==== Records provided ====

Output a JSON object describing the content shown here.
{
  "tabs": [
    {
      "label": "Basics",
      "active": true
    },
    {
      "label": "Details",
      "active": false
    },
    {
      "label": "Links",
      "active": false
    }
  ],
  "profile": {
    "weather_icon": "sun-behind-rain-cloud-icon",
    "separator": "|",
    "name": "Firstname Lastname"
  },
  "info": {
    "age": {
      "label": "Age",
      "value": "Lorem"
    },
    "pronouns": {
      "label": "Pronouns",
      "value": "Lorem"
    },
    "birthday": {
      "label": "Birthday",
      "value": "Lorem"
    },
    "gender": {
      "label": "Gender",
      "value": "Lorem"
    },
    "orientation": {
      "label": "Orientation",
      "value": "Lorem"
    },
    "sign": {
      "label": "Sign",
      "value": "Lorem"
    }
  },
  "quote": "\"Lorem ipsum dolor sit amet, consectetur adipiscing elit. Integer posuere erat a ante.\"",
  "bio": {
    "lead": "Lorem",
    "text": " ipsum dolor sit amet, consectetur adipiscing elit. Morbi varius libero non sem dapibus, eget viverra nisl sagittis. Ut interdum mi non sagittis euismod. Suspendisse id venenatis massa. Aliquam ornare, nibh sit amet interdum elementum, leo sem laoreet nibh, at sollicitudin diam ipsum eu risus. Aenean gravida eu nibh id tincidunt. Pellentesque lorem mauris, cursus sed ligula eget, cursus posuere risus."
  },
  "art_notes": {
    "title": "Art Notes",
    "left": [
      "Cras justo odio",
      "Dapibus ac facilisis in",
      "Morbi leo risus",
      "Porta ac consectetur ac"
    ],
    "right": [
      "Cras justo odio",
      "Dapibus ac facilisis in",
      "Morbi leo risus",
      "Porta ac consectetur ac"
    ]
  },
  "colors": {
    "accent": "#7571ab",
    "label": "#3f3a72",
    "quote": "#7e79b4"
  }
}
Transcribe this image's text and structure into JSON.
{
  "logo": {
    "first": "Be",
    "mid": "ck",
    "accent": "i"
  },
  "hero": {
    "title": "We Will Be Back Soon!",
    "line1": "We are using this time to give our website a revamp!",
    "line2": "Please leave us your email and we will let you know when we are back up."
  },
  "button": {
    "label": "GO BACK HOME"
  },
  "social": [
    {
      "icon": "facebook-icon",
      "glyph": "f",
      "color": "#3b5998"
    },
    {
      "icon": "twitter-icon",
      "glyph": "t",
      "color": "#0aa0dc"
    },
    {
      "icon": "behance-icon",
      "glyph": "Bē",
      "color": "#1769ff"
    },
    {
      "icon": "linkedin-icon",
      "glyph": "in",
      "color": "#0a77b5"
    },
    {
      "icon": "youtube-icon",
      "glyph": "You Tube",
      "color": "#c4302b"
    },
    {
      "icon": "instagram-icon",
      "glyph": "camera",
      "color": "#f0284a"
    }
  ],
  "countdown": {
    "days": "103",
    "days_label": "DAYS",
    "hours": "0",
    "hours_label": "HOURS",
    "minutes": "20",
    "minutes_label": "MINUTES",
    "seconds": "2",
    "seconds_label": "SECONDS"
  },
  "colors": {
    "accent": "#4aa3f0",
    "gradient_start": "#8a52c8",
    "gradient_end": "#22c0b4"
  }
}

====

Directions: From the listing, copy every line where the string "elit" appears.

Task answer:
  "quote": "\"Lorem ipsum dolor sit amet, consectetur adipiscing elit. Integer posuere erat a ante.\"",
    "text": " ipsum dolor sit amet, consectetur adipiscing elit. Morbi varius libero non sem dapibus, eget viverra nisl sagittis. Ut interdum mi non sagittis euismod. Suspendisse id venenatis massa. Aliquam ornare, nibh sit amet interdum elementum, leo sem laoreet nibh, at sollicitudin diam ipsum eu risus. Aenean gravida eu nibh id tincidunt. Pellentesque lorem mauris, cursus sed ligula eget, cursus posuere risus."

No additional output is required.